start INPUT DATA

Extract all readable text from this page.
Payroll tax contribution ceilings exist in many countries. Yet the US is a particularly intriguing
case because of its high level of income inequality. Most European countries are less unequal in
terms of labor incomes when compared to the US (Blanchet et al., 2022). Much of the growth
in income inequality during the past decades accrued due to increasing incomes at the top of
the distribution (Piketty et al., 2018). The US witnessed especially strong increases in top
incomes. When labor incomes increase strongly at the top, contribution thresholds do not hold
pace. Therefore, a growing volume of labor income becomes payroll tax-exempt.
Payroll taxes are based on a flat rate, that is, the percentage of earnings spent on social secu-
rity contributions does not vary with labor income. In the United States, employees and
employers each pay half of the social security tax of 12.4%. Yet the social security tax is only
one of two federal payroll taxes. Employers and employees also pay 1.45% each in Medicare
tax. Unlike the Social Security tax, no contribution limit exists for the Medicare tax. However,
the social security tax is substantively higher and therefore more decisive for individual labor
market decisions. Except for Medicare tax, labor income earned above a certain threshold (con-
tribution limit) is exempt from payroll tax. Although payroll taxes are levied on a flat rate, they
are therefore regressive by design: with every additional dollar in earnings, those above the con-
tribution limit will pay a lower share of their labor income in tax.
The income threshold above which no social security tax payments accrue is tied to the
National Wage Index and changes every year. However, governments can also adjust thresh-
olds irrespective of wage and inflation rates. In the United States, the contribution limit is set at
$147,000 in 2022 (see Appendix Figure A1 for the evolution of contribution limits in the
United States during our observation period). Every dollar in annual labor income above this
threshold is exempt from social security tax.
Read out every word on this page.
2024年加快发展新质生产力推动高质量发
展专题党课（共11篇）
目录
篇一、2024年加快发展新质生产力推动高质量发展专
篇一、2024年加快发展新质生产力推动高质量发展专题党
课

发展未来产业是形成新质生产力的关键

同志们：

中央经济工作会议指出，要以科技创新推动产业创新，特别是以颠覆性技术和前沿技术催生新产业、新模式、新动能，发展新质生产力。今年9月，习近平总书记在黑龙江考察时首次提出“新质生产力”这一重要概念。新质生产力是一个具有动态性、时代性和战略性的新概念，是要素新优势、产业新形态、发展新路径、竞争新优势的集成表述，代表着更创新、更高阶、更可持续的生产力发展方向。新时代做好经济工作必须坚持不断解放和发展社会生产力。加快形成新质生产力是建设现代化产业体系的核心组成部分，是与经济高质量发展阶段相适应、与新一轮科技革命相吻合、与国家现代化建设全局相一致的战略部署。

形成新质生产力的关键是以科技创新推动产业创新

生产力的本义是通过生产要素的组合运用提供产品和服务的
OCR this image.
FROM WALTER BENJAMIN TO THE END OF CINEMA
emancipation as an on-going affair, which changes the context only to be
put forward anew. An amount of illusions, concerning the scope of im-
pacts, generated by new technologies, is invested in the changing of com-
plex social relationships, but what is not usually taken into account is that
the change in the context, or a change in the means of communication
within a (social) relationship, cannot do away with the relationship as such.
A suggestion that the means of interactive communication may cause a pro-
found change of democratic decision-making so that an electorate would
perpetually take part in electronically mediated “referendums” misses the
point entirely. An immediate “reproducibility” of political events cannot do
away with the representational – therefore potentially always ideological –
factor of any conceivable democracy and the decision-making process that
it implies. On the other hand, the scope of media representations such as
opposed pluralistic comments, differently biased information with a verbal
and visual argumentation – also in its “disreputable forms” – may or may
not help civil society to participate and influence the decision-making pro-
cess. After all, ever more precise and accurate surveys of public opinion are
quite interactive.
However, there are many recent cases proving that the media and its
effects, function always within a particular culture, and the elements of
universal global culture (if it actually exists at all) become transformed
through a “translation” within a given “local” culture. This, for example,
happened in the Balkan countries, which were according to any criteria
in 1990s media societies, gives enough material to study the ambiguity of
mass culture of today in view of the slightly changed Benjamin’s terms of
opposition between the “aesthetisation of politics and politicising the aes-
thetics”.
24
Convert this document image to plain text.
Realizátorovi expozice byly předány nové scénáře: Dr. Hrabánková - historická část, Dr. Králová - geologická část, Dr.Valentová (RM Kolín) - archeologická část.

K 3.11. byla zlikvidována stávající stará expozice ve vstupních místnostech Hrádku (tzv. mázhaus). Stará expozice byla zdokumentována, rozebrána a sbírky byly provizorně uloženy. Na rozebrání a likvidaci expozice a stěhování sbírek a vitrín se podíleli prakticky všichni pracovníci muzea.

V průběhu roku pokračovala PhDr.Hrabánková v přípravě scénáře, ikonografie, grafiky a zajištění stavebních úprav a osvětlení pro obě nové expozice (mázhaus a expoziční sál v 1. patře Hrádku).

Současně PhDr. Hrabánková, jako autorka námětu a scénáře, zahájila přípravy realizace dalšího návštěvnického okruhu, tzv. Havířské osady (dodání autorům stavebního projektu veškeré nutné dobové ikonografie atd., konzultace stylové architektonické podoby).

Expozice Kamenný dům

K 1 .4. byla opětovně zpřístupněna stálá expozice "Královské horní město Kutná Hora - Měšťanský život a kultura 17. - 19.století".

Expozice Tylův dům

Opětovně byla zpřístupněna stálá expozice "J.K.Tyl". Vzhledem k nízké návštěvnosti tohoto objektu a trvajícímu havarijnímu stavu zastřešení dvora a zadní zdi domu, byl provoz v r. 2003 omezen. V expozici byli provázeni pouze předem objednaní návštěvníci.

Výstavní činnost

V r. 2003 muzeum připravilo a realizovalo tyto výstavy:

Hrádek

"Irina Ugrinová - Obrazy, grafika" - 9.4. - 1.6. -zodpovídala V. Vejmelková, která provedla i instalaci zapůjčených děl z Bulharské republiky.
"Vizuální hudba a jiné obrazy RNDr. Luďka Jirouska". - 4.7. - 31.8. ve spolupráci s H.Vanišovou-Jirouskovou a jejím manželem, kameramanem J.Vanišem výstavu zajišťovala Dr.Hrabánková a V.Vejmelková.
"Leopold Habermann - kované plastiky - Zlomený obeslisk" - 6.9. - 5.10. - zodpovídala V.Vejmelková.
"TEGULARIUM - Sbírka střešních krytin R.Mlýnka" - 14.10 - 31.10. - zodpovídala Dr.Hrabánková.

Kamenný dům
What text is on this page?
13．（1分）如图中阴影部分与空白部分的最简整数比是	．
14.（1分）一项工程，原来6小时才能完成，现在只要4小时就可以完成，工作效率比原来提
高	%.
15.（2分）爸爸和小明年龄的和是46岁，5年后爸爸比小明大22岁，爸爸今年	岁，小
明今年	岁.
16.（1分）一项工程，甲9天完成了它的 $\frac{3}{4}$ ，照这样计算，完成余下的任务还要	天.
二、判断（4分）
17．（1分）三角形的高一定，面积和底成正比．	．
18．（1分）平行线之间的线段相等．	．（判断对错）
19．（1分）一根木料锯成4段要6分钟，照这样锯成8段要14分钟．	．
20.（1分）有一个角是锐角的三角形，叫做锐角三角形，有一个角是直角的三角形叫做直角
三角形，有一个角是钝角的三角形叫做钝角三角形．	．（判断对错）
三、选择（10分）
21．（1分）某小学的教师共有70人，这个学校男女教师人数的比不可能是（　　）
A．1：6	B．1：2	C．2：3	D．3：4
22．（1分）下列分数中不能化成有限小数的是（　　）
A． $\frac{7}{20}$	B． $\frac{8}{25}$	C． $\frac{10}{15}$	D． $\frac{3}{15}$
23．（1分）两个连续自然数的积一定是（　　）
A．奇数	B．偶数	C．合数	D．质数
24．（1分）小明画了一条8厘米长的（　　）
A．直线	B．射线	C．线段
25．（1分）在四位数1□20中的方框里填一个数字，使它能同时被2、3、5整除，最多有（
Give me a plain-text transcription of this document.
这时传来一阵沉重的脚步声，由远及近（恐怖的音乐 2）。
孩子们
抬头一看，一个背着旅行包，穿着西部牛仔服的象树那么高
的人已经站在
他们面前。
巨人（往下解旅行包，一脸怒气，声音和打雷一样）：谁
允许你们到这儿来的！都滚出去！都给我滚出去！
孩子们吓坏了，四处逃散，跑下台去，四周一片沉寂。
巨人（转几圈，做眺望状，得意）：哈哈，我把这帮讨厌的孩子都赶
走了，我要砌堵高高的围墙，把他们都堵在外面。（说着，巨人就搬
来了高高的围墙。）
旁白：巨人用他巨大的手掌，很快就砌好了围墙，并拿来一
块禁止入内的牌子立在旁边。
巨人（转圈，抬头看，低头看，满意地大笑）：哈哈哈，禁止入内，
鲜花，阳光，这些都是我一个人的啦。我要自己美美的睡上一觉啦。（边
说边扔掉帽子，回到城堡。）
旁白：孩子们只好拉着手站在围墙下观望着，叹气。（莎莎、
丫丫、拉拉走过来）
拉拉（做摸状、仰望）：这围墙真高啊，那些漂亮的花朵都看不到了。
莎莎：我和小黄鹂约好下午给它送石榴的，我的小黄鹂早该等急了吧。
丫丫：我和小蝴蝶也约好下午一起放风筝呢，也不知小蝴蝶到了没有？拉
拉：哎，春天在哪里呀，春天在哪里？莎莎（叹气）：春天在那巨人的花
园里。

end INPUT DATA

## GOAL
Reproduce every line from the entries that holds the word "判断对错".

## OUTPUT BELOW
18．（1分）平行线之间的线段相等．	．（判断对错）
三角形，有一个角是钝角的三角形叫做钝角三角形．	．（判断对错）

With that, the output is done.